• THE INPUT:
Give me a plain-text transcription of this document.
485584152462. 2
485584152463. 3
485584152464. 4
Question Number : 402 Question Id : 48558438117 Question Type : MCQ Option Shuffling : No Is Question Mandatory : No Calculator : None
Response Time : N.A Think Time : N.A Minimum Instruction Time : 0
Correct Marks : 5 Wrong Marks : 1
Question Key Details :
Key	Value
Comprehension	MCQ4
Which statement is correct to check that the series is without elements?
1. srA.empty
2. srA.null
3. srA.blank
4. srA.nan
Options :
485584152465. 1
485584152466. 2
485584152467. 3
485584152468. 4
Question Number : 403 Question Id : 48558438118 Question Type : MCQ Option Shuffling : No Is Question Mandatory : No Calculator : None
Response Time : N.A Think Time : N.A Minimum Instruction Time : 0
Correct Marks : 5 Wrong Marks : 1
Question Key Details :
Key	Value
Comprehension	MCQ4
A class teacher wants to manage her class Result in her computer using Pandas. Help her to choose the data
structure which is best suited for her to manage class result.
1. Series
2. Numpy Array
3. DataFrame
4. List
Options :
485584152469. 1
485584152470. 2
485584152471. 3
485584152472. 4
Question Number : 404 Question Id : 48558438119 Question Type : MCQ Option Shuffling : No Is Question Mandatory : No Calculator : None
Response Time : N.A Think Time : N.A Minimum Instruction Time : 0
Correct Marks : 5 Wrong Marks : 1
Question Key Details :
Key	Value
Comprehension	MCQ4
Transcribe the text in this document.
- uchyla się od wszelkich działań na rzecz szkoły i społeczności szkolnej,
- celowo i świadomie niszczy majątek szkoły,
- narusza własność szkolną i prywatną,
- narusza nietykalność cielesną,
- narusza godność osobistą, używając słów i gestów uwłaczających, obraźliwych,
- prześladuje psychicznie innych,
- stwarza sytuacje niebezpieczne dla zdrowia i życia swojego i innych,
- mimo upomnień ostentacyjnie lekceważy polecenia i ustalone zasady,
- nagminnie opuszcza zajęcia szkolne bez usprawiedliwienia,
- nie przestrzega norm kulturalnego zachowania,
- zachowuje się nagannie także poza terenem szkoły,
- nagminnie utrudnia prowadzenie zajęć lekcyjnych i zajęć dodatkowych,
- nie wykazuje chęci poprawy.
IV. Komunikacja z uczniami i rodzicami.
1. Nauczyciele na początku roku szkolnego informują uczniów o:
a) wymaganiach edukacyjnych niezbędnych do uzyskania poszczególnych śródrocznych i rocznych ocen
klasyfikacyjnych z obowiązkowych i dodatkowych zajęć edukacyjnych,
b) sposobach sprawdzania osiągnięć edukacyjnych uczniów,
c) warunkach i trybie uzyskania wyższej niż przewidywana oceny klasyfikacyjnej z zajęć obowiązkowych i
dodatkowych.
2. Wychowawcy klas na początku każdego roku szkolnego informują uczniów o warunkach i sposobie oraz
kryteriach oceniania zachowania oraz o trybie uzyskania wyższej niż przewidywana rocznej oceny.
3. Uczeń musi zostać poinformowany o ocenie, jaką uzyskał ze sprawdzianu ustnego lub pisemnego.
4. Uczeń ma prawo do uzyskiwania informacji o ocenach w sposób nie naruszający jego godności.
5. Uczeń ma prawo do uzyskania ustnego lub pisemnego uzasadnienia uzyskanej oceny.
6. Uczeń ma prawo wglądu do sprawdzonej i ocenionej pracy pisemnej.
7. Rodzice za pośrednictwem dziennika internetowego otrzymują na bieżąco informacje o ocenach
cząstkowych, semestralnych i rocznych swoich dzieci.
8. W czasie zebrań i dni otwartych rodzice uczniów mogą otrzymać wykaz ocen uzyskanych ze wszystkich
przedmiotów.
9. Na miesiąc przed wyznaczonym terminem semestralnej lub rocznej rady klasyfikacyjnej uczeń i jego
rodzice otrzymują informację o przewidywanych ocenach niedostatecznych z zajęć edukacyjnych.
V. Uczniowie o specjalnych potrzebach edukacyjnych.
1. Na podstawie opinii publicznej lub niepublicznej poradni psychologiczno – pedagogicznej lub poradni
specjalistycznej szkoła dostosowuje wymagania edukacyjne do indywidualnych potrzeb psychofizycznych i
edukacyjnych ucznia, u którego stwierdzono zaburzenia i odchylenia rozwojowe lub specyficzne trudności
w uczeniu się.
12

• INSTRUCTION:
Each entry must be reproduced verbatim.

• SOLUTION FOR THIS PROBLEM:
Give me a plain-text transcription of this document.
485584152462. 2
485584152463. 3
485584152464. 4
Question Number : 402 Question Id : 48558438117 Question Type : MCQ Option Shuffling : No Is Question Mandatory : No Calculator : None
Response Time : N.A Think Time : N.A Minimum Instruction Time : 0
Correct Marks : 5 Wrong Marks : 1
Question Key Details :
Key	Value
Comprehension	MCQ4
Which statement is correct to check that the series is without elements?
1. srA.empty
2. srA.null
3. srA.blank
4. srA.nan
Options :
485584152465. 1
485584152466. 2
485584152467. 3
485584152468. 4
Question Number : 403 Question Id : 48558438118 Question Type : MCQ Option Shuffling : No Is Question Mandatory : No Calculator : None
Response Time : N.A Think Time : N.A Minimum Instruction Time : 0
Correct Marks : 5 Wrong Marks : 1
Question Key Details :
Key	Value
Comprehension	MCQ4
A class teacher wants to manage her class Result in her computer using Pandas. Help her to choose the data
structure which is best suited for her to manage class result.
1. Series
2. Numpy Array
3. DataFrame
4. List
Options :
485584152469. 1
485584152470. 2
485584152471. 3
485584152472. 4
Question Number : 404 Question Id : 48558438119 Question Type : MCQ Option Shuffling : No Is Question Mandatory : No Calculator : None
Response Time : N.A Think Time : N.A Minimum Instruction Time : 0
Correct Marks : 5 Wrong Marks : 1
Question Key Details :
Key	Value
Comprehension	MCQ4
Transcribe the text in this document.
- uchyla się od wszelkich działań na rzecz szkoły i społeczności szkolnej,
- celowo i świadomie niszczy majątek szkoły,
- narusza własność szkolną i prywatną,
- narusza nietykalność cielesną,
- narusza godność osobistą, używając słów i gestów uwłaczających, obraźliwych,
- prześladuje psychicznie innych,
- stwarza sytuacje niebezpieczne dla zdrowia i życia swojego i innych,
- mimo upomnień ostentacyjnie lekceważy polecenia i ustalone zasady,
- nagminnie opuszcza zajęcia szkolne bez usprawiedliwienia,
- nie przestrzega norm kulturalnego zachowania,
- zachowuje się nagannie także poza terenem szkoły,
- nagminnie utrudnia prowadzenie zajęć lekcyjnych i zajęć dodatkowych,
- nie wykazuje chęci poprawy.
IV. Komunikacja z uczniami i rodzicami.
1. Nauczyciele na początku roku szkolnego informują uczniów o:
a) wymaganiach edukacyjnych niezbędnych do uzyskania poszczególnych śródrocznych i rocznych ocen
klasyfikacyjnych z obowiązkowych i dodatkowych zajęć edukacyjnych,
b) sposobach sprawdzania osiągnięć edukacyjnych uczniów,
c) warunkach i trybie uzyskania wyższej niż przewidywana oceny klasyfikacyjnej z zajęć obowiązkowych i
dodatkowych.
2. Wychowawcy klas na początku każdego roku szkolnego informują uczniów o warunkach i sposobie oraz
kryteriach oceniania zachowania oraz o trybie uzyskania wyższej niż przewidywana rocznej oceny.
3. Uczeń musi zostać poinformowany o ocenie, jaką uzyskał ze sprawdzianu ustnego lub pisemnego.
4. Uczeń ma prawo do uzyskiwania informacji o ocenach w sposób nie naruszający jego godności.
5. Uczeń ma prawo do uzyskania ustnego lub pisemnego uzasadnienia uzyskanej oceny.
6. Uczeń ma prawo wglądu do sprawdzonej i ocenionej pracy pisemnej.
7. Rodzice za pośrednictwem dziennika internetowego otrzymują na bieżąco informacje o ocenach
cząstkowych, semestralnych i rocznych swoich dzieci.
8. W czasie zebrań i dni otwartych rodzice uczniów mogą otrzymać wykaz ocen uzyskanych ze wszystkich
przedmiotów.
9. Na miesiąc przed wyznaczonym terminem semestralnej lub rocznej rady klasyfikacyjnej uczeń i jego
rodzice otrzymują informację o przewidywanych ocenach niedostatecznych z zajęć edukacyjnych.
V. Uczniowie o specjalnych potrzebach edukacyjnych.
1. Na podstawie opinii publicznej lub niepublicznej poradni psychologiczno – pedagogicznej lub poradni
specjalistycznej szkoła dostosowuje wymagania edukacyjne do indywidualnych potrzeb psychofizycznych i
edukacyjnych ucznia, u którego stwierdzono zaburzenia i odchylenia rozwojowe lub specyficzne trudności
w uczeniu się.
12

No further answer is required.